▶ _Material supplied_
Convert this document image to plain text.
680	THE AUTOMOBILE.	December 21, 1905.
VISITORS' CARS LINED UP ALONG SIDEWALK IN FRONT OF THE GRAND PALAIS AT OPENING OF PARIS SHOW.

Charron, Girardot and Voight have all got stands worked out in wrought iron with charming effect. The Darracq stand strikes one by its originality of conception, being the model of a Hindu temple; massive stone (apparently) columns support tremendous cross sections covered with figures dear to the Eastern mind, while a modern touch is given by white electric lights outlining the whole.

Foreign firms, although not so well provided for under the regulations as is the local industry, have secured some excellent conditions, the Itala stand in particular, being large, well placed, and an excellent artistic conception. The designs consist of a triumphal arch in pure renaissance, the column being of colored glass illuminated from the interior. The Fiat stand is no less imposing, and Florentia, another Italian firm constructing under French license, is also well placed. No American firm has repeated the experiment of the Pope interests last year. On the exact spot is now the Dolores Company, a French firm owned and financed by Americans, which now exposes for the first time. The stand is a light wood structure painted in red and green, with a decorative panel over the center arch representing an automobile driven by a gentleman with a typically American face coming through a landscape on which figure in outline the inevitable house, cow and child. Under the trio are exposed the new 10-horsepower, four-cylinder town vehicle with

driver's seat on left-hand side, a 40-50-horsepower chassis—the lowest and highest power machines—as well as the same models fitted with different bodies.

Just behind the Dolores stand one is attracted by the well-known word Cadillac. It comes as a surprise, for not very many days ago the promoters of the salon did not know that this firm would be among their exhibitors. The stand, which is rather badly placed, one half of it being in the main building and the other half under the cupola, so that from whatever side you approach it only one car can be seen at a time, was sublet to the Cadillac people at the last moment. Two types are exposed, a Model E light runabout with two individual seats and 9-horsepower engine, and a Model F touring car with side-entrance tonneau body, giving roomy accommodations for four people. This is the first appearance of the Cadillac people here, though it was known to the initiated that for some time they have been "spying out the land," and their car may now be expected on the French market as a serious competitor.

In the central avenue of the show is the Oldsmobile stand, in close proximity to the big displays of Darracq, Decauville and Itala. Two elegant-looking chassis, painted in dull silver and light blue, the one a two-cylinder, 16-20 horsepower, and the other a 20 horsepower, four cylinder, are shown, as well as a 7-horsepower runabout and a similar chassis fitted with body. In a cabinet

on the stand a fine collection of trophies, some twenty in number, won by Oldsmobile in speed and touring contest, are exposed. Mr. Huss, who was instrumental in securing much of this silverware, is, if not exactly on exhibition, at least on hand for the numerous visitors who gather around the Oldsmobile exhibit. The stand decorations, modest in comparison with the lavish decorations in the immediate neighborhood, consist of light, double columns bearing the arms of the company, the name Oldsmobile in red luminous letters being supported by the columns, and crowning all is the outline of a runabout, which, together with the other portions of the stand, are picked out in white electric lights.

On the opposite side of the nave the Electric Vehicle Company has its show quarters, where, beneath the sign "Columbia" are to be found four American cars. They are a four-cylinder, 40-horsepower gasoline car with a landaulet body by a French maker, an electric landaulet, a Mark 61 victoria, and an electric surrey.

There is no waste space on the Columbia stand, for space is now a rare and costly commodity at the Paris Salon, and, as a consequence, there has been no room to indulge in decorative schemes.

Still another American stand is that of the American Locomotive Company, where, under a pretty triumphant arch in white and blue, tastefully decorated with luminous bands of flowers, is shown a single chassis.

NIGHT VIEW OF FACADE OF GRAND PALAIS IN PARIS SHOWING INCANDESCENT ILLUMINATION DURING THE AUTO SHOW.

▶ _Problem to solve_
Above are some records. Report the number of their lines that include "where", and add nothing else.

▶ _Expected answer_
2